*Prompt:* Exactly as they appear, output all of the records. Skip any images.

*Recorded data:*
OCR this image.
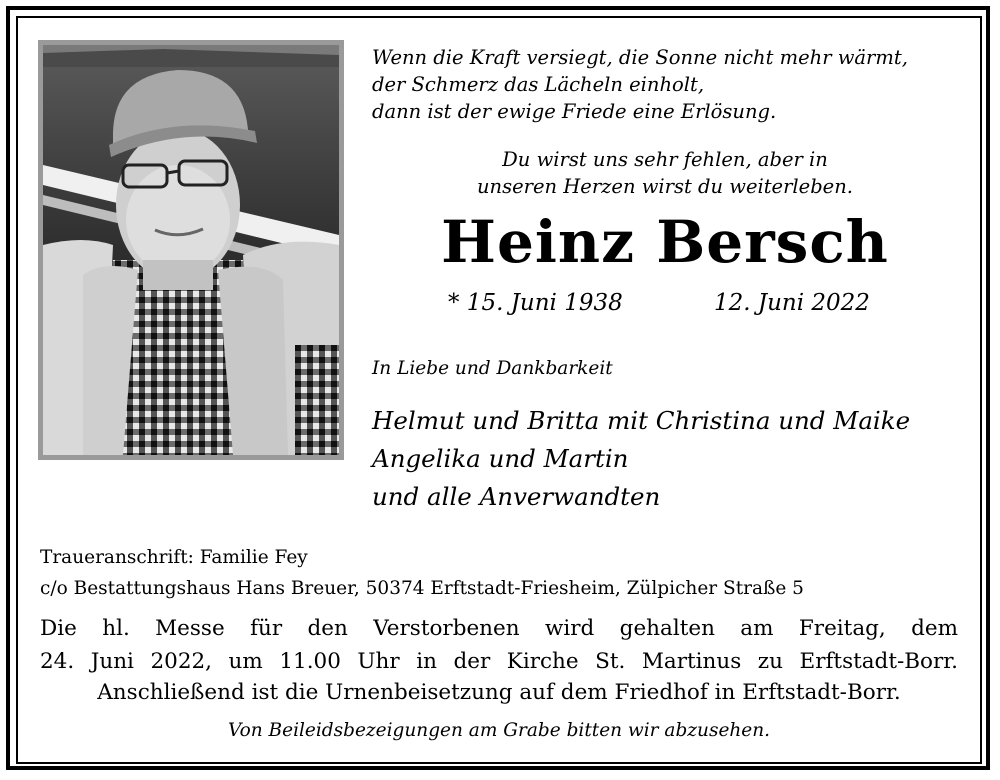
Wenn die Kraft versiegt, die Sonne nicht mehr wärmt,
der Schmerz das Lächeln einholt,
dann ist der ewige Friede eine Erlösung.
Du wirst uns sehr fehlen, aber in
unseren Herzen wirst du weiterleben.
Heinz Bersch
* 15. Juni 1938	12. Juni 2022
In Liebe und Dankbarkeit
Helmut und Britta mit Christina und Maike
Angelika und Martin
und alle Anverwandten
Traueranschrift: Familie Fey
c/o Bestattungshaus Hans Breuer, 50374 Erftstadt-Friesheim, Zülpicher Straße 5
Die hl. Messe für den Verstorbenen wird gehalten am Freitag, dem
24. Juni 2022, um 11.00 Uhr in der Kirche St. Martinus zu Erftstadt-Borr.
Anschließend ist die Urnenbeisetzung auf dem Friedhof in Erftstadt-Borr.
Von Beileidsbezeigungen am Grabe bitten wir abzusehen.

*Solution to this problem:*
OCR this image.
Wenn die Kraft versiegt, die Sonne nicht mehr wärmt,
der Schmerz das Lächeln einholt,
dann ist der ewige Friede eine Erlösung.
Du wirst uns sehr fehlen, aber in
unseren Herzen wirst du weiterleben.
Heinz Bersch
* 15. Juni 1938	12. Juni 2022
In Liebe und Dankbarkeit
Helmut und Britta mit Christina und Maike
Angelika und Martin
und alle Anverwandten
Traueranschrift: Familie Fey
c/o Bestattungshaus Hans Breuer, 50374 Erftstadt-Friesheim, Zülpicher Straße 5
Die hl. Messe für den Verstorbenen wird gehalten am Freitag, dem
24. Juni 2022, um 11.00 Uhr in der Kirche St. Martinus zu Erftstadt-Borr.
Anschließend ist die Urnenbeisetzung auf dem Friedhof in Erftstadt-Borr.
Von Beileidsbezeigungen am Grabe bitten wir abzusehen.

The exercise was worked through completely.